### WORK INSTRUCTIONS
Send back all the data below, exactly as given.

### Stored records

------------------------------------------------------------------------

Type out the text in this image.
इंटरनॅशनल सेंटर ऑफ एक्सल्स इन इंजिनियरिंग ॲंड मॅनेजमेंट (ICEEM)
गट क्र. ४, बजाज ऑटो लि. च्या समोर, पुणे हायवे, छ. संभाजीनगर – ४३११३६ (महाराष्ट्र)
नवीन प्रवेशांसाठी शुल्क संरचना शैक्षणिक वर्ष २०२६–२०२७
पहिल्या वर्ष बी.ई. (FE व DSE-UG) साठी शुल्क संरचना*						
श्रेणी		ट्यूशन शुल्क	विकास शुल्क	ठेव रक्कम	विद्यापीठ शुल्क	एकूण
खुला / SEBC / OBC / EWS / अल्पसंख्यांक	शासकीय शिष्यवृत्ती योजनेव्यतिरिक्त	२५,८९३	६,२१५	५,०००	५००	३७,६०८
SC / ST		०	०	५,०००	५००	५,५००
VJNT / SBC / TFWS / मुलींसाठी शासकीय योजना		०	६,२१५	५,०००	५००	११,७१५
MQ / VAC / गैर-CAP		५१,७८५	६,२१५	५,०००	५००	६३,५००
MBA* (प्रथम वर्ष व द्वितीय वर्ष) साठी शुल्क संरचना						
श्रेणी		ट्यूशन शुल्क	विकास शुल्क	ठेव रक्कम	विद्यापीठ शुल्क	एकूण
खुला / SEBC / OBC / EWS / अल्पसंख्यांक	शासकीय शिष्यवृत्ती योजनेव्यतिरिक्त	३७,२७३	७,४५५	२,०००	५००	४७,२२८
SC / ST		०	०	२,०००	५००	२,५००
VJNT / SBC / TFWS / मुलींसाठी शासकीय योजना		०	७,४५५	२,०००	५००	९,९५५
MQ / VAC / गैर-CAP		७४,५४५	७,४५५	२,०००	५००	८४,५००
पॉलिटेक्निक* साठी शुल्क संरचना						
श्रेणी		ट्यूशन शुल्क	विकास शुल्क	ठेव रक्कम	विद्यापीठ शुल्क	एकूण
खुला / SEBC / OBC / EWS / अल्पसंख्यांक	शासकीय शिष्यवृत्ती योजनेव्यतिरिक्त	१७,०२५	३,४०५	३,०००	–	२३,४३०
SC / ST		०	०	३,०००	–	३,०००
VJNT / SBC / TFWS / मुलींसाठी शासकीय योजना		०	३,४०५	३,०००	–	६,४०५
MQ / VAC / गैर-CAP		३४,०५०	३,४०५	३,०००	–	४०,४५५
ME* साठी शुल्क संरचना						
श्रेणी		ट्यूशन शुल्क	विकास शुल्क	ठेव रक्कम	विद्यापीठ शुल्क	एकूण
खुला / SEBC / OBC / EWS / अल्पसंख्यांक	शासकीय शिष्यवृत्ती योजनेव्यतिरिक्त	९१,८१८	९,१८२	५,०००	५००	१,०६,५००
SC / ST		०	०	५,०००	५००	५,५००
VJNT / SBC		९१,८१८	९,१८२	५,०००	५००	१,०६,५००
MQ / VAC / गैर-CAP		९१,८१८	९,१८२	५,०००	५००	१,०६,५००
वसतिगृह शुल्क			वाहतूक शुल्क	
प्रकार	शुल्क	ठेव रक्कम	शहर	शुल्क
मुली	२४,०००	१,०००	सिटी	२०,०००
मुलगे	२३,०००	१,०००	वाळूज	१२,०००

------------------------------------------------------------------------

### REPLY TO THE TASK
Type out the text in this image.
इंटरनॅशनल सेंटर ऑफ एक्सल्स इन इंजिनियरिंग ॲंड मॅनेजमेंट (ICEEM)
गट क्र. ४, बजाज ऑटो लि. च्या समोर, पुणे हायवे, छ. संभाजीनगर – ४३११३६ (महाराष्ट्र)
नवीन प्रवेशांसाठी शुल्क संरचना शैक्षणिक वर्ष २०२६–२०२७
पहिल्या वर्ष बी.ई. (FE व DSE-UG) साठी शुल्क संरचना*						
श्रेणी		ट्यूशन शुल्क	विकास शुल्क	ठेव रक्कम	विद्यापीठ शुल्क	एकूण
खुला / SEBC / OBC / EWS / अल्पसंख्यांक	शासकीय शिष्यवृत्ती योजनेव्यतिरिक्त	२५,८९३	६,२१५	५,०००	५००	३७,६०८
SC / ST		०	०	५,०००	५००	५,५००
VJNT / SBC / TFWS / मुलींसाठी शासकीय योजना		०	६,२१५	५,०००	५००	११,७१५
MQ / VAC / गैर-CAP		५१,७८५	६,२१५	५,०००	५००	६३,५००
MBA* (प्रथम वर्ष व द्वितीय वर्ष) साठी शुल्क संरचना						
श्रेणी		ट्यूशन शुल्क	विकास शुल्क	ठेव रक्कम	विद्यापीठ शुल्क	एकूण
खुला / SEBC / OBC / EWS / अल्पसंख्यांक	शासकीय शिष्यवृत्ती योजनेव्यतिरिक्त	३७,२७३	७,४५५	२,०००	५००	४७,२२८
SC / ST		०	०	२,०००	५००	२,५००
VJNT / SBC / TFWS / मुलींसाठी शासकीय योजना		०	७,४५५	२,०००	५००	९,९५५
MQ / VAC / गैर-CAP		७४,५४५	७,४५५	२,०००	५००	८४,५००
पॉलिटेक्निक* साठी शुल्क संरचना						
श्रेणी		ट्यूशन शुल्क	विकास शुल्क	ठेव रक्कम	विद्यापीठ शुल्क	एकूण
खुला / SEBC / OBC / EWS / अल्पसंख्यांक	शासकीय शिष्यवृत्ती योजनेव्यतिरिक्त	१७,०२५	३,४०५	३,०००	–	२३,४३०
SC / ST		०	०	३,०००	–	३,०००
VJNT / SBC / TFWS / मुलींसाठी शासकीय योजना		०	३,४०५	३,०००	–	६,४०५
MQ / VAC / गैर-CAP		३४,०५०	३,४०५	३,०००	–	४०,४५५
ME* साठी शुल्क संरचना						
श्रेणी		ट्यूशन शुल्क	विकास शुल्क	ठेव रक्कम	विद्यापीठ शुल्क	एकूण
खुला / SEBC / OBC / EWS / अल्पसंख्यांक	शासकीय शिष्यवृत्ती योजनेव्यतिरिक्त	९१,८१८	९,१८२	५,०००	५००	१,०६,५००
SC / ST		०	०	५,०००	५००	५,५००
VJNT / SBC		९१,८१८	९,१८२	५,०००	५००	१,०६,५००
MQ / VAC / गैर-CAP		९१,८१८	९,१८२	५,०००	५००	१,०६,५००
वसतिगृह शुल्क			वाहतूक शुल्क	
प्रकार	शुल्क	ठेव रक्कम	शहर	शुल्क
मुली	२४,०००	१,०००	सिटी	२०,०००
मुलगे	२३,०००	१,०००	वाळूज	१२,०००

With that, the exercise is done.